Directions for this task: Search the entries below. Return every line that has "What" in it.

Supplied records:
◇ ◇ ◇ ◇ ◇ ◇ ◇
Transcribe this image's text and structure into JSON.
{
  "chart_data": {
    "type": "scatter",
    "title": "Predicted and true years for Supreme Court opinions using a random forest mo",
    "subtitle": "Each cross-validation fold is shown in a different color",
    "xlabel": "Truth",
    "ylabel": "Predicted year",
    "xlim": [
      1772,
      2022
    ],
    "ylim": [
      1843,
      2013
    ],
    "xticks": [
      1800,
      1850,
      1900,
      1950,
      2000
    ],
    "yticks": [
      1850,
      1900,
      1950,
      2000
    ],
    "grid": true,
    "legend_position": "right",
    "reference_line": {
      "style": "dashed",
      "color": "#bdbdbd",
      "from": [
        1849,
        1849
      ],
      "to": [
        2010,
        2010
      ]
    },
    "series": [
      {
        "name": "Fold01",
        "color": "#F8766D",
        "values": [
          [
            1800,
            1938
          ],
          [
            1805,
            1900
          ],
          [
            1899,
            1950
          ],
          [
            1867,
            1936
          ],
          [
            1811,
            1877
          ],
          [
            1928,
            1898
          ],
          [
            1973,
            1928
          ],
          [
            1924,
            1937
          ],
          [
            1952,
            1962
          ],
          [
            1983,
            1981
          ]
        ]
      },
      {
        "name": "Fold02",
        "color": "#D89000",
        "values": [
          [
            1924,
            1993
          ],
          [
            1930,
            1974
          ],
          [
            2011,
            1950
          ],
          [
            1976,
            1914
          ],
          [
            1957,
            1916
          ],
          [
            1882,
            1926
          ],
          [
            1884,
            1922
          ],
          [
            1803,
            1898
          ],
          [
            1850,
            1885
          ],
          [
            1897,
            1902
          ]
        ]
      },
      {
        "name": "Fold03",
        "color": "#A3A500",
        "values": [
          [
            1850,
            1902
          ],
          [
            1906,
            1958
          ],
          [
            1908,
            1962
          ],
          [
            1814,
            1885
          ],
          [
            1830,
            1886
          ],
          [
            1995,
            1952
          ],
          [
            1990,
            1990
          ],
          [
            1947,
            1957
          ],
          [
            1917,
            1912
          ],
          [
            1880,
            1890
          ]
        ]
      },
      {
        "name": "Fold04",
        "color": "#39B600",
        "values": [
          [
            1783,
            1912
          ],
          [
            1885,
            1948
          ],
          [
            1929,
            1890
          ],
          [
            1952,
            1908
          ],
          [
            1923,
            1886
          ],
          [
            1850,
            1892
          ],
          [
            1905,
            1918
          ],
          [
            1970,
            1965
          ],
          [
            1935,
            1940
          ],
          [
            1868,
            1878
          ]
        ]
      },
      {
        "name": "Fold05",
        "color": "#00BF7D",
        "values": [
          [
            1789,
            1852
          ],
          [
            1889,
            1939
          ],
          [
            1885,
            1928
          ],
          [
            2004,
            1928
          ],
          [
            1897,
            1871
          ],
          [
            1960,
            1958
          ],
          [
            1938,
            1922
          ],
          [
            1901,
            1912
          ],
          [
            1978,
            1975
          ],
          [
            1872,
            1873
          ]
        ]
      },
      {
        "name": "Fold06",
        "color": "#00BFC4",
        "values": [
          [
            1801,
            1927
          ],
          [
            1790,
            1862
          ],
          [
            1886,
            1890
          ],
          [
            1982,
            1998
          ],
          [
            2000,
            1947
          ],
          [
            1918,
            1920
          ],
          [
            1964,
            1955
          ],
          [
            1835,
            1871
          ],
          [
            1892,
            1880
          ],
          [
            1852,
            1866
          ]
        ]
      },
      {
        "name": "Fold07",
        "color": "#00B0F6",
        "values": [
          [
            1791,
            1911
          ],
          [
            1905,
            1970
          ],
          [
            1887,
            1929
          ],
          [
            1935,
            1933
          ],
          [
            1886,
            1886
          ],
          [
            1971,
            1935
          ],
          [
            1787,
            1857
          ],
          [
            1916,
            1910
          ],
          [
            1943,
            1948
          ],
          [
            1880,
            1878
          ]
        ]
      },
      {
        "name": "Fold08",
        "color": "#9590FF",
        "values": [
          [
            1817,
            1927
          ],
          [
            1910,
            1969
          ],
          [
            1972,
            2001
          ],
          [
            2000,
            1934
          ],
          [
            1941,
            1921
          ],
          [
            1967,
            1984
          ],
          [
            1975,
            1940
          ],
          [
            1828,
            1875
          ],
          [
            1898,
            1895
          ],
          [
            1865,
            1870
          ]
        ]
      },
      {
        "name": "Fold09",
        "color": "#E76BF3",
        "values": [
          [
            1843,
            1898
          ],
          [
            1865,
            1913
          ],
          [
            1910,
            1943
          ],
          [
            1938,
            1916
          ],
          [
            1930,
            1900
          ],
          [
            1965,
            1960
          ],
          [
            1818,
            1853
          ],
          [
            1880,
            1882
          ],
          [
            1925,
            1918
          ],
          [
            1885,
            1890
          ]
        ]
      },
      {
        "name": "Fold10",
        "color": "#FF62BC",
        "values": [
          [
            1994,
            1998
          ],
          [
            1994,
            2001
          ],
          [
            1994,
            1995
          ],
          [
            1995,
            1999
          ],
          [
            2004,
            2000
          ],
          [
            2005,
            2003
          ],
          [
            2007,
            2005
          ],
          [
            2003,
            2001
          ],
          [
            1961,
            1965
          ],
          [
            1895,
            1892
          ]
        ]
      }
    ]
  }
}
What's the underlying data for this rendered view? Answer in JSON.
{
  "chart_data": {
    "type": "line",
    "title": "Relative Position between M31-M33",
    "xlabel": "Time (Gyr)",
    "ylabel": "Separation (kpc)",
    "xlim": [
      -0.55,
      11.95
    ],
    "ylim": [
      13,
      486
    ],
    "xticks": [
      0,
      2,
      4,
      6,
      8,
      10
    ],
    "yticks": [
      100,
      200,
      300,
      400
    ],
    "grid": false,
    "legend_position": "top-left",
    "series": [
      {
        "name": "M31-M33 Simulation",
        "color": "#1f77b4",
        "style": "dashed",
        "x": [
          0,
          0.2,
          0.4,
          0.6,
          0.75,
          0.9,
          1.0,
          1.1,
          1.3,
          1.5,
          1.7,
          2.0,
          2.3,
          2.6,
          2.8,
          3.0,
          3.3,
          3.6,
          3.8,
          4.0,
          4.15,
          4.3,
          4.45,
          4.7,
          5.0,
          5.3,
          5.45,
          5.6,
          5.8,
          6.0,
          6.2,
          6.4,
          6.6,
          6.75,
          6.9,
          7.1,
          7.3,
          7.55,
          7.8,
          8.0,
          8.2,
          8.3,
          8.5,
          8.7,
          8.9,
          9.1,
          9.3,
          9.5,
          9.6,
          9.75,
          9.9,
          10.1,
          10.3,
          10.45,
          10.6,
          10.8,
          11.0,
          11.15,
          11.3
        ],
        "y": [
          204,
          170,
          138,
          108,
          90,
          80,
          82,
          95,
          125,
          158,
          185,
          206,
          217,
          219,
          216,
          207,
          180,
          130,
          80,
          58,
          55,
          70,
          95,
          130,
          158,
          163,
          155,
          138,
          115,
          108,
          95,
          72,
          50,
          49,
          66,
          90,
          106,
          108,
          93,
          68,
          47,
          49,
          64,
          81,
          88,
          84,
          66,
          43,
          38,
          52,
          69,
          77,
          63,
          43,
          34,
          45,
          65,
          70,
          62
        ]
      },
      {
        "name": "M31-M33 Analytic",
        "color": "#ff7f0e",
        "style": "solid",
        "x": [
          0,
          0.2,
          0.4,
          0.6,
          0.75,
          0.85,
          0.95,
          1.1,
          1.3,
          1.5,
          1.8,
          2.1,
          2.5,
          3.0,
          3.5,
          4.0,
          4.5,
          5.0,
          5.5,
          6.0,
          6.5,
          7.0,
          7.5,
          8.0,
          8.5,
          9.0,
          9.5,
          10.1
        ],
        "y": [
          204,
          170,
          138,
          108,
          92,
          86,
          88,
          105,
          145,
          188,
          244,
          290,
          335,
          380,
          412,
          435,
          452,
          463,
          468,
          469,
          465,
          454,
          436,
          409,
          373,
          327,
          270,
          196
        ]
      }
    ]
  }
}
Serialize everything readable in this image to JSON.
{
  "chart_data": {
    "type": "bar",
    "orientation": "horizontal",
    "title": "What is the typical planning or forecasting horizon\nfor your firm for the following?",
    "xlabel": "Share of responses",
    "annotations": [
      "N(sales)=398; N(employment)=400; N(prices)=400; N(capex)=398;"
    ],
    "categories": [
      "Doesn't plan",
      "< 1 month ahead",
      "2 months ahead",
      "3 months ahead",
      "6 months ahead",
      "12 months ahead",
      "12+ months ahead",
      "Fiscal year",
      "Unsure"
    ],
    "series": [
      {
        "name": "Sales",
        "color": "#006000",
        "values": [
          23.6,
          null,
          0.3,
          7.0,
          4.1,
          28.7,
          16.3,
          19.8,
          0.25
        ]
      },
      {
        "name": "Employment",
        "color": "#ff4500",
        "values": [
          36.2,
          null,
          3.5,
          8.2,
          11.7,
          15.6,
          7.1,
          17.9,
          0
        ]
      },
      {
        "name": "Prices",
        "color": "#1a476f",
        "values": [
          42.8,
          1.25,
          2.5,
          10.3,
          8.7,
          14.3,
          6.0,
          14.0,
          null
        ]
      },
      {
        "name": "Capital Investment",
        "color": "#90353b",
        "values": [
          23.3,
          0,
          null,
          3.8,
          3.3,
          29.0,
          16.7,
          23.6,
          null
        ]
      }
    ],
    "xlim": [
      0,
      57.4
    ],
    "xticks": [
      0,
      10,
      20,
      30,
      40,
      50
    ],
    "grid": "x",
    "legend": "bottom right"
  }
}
◇ ◇ ◇ ◇ ◇ ◇ ◇
Correct answer:
What's the underlying data for this rendered view? Answer in JSON.
    "title": "What is the typical planning or forecasting horizon\nfor your firm for the following?",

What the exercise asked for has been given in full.